## PROBLEM DETAILS
Copy out all the records exactly.
• • • • • • •
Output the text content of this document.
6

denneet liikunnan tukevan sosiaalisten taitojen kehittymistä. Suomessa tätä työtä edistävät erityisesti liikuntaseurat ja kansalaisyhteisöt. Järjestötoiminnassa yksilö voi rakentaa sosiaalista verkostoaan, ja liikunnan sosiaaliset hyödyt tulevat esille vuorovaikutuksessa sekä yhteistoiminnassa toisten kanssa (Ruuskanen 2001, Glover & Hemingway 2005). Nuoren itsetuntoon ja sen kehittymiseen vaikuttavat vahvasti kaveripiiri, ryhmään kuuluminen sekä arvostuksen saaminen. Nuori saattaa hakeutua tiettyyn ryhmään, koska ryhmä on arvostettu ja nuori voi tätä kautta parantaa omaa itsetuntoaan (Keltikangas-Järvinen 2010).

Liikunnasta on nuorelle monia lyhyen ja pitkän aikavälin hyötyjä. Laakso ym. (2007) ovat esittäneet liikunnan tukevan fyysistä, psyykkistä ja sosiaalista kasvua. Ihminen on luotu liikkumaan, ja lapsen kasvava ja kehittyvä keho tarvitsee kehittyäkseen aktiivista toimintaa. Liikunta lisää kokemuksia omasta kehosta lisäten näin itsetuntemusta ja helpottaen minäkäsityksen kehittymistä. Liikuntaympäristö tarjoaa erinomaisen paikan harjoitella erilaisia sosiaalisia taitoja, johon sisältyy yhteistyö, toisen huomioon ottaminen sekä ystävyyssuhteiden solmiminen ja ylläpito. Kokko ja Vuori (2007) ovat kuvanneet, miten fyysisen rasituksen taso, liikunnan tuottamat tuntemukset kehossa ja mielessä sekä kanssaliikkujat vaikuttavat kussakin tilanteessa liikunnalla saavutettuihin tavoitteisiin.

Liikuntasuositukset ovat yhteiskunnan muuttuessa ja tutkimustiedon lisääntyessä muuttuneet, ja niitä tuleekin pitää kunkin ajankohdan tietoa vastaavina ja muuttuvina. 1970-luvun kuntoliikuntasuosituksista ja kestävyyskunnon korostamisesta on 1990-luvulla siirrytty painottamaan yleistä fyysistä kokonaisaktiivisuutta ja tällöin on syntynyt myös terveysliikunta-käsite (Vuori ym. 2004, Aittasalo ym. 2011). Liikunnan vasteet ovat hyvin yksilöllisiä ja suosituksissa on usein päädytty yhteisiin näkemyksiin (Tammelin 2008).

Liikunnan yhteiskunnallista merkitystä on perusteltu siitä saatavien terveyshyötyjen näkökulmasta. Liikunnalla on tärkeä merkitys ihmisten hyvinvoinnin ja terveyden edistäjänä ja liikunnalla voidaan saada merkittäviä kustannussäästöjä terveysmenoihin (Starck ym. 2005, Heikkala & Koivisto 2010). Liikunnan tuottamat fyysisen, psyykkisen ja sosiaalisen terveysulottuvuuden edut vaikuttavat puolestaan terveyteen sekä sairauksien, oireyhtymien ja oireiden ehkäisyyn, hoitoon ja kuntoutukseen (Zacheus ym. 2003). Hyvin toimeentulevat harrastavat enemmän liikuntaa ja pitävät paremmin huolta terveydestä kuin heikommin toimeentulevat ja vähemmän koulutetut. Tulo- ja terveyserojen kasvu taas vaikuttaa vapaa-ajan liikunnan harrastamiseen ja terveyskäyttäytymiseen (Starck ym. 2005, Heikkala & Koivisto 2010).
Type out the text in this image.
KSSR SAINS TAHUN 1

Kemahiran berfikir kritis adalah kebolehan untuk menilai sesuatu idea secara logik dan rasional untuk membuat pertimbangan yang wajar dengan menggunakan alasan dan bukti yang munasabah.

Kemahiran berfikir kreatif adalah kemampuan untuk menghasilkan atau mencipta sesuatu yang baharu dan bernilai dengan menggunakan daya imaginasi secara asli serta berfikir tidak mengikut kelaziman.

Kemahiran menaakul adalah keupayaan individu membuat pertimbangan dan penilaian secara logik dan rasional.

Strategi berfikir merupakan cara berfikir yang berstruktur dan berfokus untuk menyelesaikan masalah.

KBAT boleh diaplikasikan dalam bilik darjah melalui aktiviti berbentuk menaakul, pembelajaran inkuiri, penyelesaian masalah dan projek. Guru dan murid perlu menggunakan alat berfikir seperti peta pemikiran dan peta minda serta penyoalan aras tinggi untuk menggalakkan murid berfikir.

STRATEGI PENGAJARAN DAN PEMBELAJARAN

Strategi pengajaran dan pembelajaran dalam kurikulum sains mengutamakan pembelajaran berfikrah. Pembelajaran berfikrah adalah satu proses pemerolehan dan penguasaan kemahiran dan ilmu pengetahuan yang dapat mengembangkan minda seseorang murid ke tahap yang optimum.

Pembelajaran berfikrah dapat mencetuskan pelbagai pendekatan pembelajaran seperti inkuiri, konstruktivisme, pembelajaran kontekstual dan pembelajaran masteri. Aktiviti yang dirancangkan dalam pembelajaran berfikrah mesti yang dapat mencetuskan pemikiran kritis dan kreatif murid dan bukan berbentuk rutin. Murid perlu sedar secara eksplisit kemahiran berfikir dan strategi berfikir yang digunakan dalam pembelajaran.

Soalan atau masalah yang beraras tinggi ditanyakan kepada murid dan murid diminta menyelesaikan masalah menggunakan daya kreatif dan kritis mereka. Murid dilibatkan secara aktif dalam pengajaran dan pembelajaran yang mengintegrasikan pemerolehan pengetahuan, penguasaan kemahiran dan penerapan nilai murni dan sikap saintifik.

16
• • • • • • •
## WRITTEN ANSWER
Output the text content of this document.
6

denneet liikunnan tukevan sosiaalisten taitojen kehittymistä. Suomessa tätä työtä edistävät erityisesti liikuntaseurat ja kansalaisyhteisöt. Järjestötoiminnassa yksilö voi rakentaa sosiaalista verkostoaan, ja liikunnan sosiaaliset hyödyt tulevat esille vuorovaikutuksessa sekä yhteistoiminnassa toisten kanssa (Ruuskanen 2001, Glover & Hemingway 2005). Nuoren itsetuntoon ja sen kehittymiseen vaikuttavat vahvasti kaveripiiri, ryhmään kuuluminen sekä arvostuksen saaminen. Nuori saattaa hakeutua tiettyyn ryhmään, koska ryhmä on arvostettu ja nuori voi tätä kautta parantaa omaa itsetuntoaan (Keltikangas-Järvinen 2010).

Liikunnasta on nuorelle monia lyhyen ja pitkän aikavälin hyötyjä. Laakso ym. (2007) ovat esittäneet liikunnan tukevan fyysistä, psyykkistä ja sosiaalista kasvua. Ihminen on luotu liikkumaan, ja lapsen kasvava ja kehittyvä keho tarvitsee kehittyäkseen aktiivista toimintaa. Liikunta lisää kokemuksia omasta kehosta lisäten näin itsetuntemusta ja helpottaen minäkäsityksen kehittymistä. Liikuntaympäristö tarjoaa erinomaisen paikan harjoitella erilaisia sosiaalisia taitoja, johon sisältyy yhteistyö, toisen huomioon ottaminen sekä ystävyyssuhteiden solmiminen ja ylläpito. Kokko ja Vuori (2007) ovat kuvanneet, miten fyysisen rasituksen taso, liikunnan tuottamat tuntemukset kehossa ja mielessä sekä kanssaliikkujat vaikuttavat kussakin tilanteessa liikunnalla saavutettuihin tavoitteisiin.

Liikuntasuositukset ovat yhteiskunnan muuttuessa ja tutkimustiedon lisääntyessä muuttuneet, ja niitä tuleekin pitää kunkin ajankohdan tietoa vastaavina ja muuttuvina. 1970-luvun kuntoliikuntasuosituksista ja kestävyyskunnon korostamisesta on 1990-luvulla siirrytty painottamaan yleistä fyysistä kokonaisaktiivisuutta ja tällöin on syntynyt myös terveysliikunta-käsite (Vuori ym. 2004, Aittasalo ym. 2011). Liikunnan vasteet ovat hyvin yksilöllisiä ja suosituksissa on usein päädytty yhteisiin näkemyksiin (Tammelin 2008).

Liikunnan yhteiskunnallista merkitystä on perusteltu siitä saatavien terveyshyötyjen näkökulmasta. Liikunnalla on tärkeä merkitys ihmisten hyvinvoinnin ja terveyden edistäjänä ja liikunnalla voidaan saada merkittäviä kustannussäästöjä terveysmenoihin (Starck ym. 2005, Heikkala & Koivisto 2010). Liikunnan tuottamat fyysisen, psyykkisen ja sosiaalisen terveysulottuvuuden edut vaikuttavat puolestaan terveyteen sekä sairauksien, oireyhtymien ja oireiden ehkäisyyn, hoitoon ja kuntoutukseen (Zacheus ym. 2003). Hyvin toimeentulevat harrastavat enemmän liikuntaa ja pitävät paremmin huolta terveydestä kuin heikommin toimeentulevat ja vähemmän koulutetut. Tulo- ja terveyserojen kasvu taas vaikuttaa vapaa-ajan liikunnan harrastamiseen ja terveyskäyttäytymiseen (Starck ym. 2005, Heikkala & Koivisto 2010).
Type out the text in this image.
KSSR SAINS TAHUN 1

Kemahiran berfikir kritis adalah kebolehan untuk menilai sesuatu idea secara logik dan rasional untuk membuat pertimbangan yang wajar dengan menggunakan alasan dan bukti yang munasabah.

Kemahiran berfikir kreatif adalah kemampuan untuk menghasilkan atau mencipta sesuatu yang baharu dan bernilai dengan menggunakan daya imaginasi secara asli serta berfikir tidak mengikut kelaziman.

Kemahiran menaakul adalah keupayaan individu membuat pertimbangan dan penilaian secara logik dan rasional.

Strategi berfikir merupakan cara berfikir yang berstruktur dan berfokus untuk menyelesaikan masalah.

KBAT boleh diaplikasikan dalam bilik darjah melalui aktiviti berbentuk menaakul, pembelajaran inkuiri, penyelesaian masalah dan projek. Guru dan murid perlu menggunakan alat berfikir seperti peta pemikiran dan peta minda serta penyoalan aras tinggi untuk menggalakkan murid berfikir.

STRATEGI PENGAJARAN DAN PEMBELAJARAN

Strategi pengajaran dan pembelajaran dalam kurikulum sains mengutamakan pembelajaran berfikrah. Pembelajaran berfikrah adalah satu proses pemerolehan dan penguasaan kemahiran dan ilmu pengetahuan yang dapat mengembangkan minda seseorang murid ke tahap yang optimum.

Pembelajaran berfikrah dapat mencetuskan pelbagai pendekatan pembelajaran seperti inkuiri, konstruktivisme, pembelajaran kontekstual dan pembelajaran masteri. Aktiviti yang dirancangkan dalam pembelajaran berfikrah mesti yang dapat mencetuskan pemikiran kritis dan kreatif murid dan bukan berbentuk rutin. Murid perlu sedar secara eksplisit kemahiran berfikir dan strategi berfikir yang digunakan dalam pembelajaran.

Soalan atau masalah yang beraras tinggi ditanyakan kepada murid dan murid diminta menyelesaikan masalah menggunakan daya kreatif dan kritis mereka. Murid dilibatkan secara aktif dalam pengajaran dan pembelajaran yang mengintegrasikan pemerolehan pengetahuan, penguasaan kemahiran dan penerapan nilai murni dan sikap saintifik.

16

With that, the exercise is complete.